> **DIRECTION**
State how many lines contain the string "ylabel", and write nothing else.

> **GIVEN DATA**
--*--

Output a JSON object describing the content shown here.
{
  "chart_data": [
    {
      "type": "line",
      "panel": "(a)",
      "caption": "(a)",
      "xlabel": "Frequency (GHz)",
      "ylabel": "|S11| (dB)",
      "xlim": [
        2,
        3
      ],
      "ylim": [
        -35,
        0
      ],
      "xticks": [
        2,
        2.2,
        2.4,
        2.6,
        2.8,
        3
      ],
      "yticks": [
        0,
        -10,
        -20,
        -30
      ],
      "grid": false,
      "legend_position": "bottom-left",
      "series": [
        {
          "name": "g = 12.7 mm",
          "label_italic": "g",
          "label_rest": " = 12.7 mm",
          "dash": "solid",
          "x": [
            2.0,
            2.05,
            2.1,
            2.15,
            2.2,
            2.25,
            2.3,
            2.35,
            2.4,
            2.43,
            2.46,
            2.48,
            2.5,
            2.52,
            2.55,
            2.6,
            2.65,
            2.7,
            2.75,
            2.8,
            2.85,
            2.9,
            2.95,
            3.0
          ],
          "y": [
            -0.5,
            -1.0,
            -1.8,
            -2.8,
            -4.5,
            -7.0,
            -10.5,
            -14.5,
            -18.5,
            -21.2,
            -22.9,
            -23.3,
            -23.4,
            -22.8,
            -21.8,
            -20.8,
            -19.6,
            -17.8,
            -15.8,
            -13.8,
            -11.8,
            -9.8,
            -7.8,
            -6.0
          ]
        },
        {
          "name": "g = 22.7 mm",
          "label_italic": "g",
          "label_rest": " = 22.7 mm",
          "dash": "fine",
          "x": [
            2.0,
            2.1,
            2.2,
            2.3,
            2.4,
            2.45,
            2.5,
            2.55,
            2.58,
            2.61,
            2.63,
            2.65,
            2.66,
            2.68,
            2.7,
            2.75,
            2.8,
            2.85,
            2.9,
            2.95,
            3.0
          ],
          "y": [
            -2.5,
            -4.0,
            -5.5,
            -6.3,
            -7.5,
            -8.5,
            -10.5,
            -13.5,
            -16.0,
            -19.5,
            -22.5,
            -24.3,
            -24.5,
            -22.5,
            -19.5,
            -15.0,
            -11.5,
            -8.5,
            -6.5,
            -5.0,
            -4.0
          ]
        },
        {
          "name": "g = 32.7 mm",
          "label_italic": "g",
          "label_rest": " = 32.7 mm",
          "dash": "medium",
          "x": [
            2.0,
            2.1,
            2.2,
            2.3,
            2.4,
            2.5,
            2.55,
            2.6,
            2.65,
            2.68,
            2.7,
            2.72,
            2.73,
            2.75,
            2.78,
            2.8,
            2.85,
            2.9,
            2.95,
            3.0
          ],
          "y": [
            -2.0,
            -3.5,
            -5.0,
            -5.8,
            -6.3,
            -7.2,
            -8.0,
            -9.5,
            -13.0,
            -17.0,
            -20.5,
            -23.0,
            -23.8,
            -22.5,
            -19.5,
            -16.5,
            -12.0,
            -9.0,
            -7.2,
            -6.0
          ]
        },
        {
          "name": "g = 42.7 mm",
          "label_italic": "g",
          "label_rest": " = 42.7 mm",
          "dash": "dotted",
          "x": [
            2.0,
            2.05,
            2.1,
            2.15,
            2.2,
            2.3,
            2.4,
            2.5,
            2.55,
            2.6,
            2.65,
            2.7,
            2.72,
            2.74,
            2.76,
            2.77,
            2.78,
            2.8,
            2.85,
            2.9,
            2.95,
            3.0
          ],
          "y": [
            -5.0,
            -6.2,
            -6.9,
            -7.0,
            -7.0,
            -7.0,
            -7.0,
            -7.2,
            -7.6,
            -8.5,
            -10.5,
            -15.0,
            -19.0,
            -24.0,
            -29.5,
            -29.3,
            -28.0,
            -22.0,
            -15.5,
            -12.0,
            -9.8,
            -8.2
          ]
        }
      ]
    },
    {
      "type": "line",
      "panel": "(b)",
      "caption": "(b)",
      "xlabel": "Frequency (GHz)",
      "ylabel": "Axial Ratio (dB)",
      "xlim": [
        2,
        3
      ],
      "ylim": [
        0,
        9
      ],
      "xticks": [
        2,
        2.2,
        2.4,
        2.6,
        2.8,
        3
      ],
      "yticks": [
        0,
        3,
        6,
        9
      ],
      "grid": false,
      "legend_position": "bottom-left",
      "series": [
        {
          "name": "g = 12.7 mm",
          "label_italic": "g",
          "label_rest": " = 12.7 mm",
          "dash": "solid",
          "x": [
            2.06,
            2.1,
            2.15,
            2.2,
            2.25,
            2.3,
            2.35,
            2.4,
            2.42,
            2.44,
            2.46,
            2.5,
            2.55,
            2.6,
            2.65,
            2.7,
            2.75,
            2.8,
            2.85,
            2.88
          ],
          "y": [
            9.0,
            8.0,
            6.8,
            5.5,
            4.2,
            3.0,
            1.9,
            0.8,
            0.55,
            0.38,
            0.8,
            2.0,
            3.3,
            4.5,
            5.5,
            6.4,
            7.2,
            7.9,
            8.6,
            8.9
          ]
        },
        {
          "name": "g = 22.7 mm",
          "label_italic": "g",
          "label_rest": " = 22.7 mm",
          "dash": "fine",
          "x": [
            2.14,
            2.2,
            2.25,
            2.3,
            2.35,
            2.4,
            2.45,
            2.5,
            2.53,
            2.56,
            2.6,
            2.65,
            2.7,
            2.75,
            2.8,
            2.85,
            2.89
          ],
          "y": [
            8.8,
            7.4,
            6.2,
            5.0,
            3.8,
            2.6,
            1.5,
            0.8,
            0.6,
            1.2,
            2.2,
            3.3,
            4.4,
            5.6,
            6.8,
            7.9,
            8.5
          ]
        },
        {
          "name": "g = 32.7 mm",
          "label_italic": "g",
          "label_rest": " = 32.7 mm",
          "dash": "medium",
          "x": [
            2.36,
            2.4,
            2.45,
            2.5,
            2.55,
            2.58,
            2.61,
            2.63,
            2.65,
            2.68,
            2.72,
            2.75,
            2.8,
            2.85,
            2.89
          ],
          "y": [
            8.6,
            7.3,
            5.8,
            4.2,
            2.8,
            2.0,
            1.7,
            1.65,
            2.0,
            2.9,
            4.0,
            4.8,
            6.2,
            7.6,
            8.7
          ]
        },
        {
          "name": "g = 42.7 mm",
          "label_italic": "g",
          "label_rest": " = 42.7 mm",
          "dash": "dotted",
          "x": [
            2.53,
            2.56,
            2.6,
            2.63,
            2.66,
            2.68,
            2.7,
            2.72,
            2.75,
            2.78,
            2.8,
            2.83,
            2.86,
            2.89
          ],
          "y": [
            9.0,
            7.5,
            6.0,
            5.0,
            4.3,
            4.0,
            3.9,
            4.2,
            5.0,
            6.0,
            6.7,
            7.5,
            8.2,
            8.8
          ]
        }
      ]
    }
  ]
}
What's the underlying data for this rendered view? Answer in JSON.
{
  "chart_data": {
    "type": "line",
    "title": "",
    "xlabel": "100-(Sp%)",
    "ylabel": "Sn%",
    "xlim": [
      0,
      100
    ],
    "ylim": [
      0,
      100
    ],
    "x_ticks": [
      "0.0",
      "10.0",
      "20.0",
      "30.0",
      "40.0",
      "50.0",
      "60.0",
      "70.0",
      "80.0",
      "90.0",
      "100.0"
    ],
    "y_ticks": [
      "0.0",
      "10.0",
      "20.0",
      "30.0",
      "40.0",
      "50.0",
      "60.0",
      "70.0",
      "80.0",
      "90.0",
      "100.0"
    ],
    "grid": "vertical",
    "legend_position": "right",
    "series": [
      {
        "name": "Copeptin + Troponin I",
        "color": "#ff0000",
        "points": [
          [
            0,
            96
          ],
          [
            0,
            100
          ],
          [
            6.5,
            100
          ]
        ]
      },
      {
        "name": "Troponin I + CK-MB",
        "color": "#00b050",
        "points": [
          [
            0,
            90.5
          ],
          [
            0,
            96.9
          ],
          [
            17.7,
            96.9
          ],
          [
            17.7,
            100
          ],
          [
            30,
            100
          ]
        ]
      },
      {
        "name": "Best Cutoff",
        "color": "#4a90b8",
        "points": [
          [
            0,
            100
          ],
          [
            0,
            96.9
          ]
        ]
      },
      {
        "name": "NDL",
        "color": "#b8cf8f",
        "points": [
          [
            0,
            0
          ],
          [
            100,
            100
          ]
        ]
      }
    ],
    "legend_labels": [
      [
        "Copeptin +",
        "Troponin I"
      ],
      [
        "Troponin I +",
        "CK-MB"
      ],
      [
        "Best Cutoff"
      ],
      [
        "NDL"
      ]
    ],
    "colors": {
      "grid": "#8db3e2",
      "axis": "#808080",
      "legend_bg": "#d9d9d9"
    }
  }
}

--*--

> **REPLY**
3